» RECORDS SHOWN
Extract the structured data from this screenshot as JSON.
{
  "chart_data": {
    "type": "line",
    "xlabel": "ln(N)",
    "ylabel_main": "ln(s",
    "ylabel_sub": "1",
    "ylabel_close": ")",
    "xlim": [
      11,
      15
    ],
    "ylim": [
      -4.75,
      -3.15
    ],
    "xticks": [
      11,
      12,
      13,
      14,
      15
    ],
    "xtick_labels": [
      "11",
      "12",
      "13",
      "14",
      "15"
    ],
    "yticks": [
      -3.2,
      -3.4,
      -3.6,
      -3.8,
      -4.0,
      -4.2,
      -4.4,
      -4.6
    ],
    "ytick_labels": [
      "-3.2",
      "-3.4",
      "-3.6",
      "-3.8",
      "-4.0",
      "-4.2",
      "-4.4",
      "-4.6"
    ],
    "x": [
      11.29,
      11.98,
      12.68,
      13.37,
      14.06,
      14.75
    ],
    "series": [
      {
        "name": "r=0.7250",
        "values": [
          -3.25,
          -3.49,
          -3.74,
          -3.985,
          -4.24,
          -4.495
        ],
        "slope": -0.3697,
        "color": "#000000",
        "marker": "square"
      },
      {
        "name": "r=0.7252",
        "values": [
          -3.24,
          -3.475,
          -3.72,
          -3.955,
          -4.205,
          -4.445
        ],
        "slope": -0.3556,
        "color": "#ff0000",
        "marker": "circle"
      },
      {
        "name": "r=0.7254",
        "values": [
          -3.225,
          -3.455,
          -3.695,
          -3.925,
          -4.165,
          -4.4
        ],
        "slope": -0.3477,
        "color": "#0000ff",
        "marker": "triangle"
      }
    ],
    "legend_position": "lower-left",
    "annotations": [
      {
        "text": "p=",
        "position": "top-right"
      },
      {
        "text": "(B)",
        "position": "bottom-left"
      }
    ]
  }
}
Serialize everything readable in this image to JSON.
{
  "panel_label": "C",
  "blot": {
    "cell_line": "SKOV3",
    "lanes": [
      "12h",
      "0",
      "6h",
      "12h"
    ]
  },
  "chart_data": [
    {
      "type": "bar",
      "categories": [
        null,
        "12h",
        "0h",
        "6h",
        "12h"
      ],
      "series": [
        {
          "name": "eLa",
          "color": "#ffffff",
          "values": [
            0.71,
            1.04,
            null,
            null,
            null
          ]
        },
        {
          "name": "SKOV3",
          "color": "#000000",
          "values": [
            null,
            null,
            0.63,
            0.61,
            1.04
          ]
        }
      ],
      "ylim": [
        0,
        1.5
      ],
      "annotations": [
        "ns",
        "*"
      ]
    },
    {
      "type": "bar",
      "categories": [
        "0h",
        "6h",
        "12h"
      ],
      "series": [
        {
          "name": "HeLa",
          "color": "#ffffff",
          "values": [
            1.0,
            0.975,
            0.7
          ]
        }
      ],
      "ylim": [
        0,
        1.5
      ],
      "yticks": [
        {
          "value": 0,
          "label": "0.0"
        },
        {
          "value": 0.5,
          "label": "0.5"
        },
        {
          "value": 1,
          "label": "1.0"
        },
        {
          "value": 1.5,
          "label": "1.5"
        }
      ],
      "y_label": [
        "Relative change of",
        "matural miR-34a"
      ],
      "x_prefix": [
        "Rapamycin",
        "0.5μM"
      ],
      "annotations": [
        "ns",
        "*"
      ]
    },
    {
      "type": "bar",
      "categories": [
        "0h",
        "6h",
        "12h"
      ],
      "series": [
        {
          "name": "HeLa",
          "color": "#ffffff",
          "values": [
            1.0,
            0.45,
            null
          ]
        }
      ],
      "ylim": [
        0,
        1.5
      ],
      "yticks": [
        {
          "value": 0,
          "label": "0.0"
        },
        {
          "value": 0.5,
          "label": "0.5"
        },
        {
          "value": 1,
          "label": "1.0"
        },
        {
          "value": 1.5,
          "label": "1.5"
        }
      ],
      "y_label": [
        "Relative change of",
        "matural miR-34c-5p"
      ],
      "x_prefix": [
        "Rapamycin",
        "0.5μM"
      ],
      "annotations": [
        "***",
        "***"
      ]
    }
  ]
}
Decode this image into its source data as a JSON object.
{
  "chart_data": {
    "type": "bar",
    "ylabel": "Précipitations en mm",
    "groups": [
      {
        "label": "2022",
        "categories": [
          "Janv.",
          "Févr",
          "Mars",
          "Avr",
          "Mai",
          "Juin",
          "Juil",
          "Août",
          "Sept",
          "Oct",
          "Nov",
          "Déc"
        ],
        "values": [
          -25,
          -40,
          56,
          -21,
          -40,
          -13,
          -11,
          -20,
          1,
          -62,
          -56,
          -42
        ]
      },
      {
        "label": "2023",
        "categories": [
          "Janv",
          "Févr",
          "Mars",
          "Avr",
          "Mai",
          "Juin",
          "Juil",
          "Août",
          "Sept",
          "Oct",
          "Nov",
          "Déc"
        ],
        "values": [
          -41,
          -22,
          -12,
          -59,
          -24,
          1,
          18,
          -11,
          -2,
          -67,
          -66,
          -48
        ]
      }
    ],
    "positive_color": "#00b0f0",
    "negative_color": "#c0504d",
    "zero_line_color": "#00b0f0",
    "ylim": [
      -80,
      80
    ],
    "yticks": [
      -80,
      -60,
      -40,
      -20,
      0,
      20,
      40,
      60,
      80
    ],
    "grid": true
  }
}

...

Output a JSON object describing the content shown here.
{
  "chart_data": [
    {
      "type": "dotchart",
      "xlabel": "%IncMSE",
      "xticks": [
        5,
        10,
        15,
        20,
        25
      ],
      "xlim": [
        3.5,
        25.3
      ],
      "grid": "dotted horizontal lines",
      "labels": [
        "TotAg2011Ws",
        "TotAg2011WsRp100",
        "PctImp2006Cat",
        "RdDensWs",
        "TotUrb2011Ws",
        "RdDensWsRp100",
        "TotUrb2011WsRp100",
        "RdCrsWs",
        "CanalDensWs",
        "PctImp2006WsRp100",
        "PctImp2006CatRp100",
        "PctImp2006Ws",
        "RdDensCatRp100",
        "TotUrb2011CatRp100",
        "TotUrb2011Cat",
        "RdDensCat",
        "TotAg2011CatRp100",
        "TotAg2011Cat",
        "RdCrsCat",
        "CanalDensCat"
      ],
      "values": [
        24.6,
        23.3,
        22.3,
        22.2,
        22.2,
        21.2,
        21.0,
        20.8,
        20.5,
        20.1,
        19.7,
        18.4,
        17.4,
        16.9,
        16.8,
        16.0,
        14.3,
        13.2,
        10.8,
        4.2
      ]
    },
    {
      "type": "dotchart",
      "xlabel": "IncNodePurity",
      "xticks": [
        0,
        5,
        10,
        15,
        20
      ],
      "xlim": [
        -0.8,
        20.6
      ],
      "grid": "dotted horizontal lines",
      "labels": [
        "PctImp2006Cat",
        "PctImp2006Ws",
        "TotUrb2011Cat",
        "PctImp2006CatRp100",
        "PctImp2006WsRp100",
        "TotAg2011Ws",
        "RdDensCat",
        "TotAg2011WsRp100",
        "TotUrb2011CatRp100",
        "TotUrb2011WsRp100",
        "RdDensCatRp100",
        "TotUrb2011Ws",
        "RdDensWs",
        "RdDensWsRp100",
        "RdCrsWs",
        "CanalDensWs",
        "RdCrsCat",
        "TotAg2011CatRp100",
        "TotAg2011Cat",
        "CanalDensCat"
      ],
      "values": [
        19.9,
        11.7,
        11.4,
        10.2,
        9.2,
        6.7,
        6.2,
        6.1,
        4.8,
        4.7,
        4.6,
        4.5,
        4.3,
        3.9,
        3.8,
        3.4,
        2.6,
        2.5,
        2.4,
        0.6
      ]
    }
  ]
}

» WHAT IS BEING ASKED
Pull every line containing "slope" out of the data above.

» EXERCISE RESULT
        "slope": -0.3697,
        "slope": -0.3556,
        "slope": -0.3477,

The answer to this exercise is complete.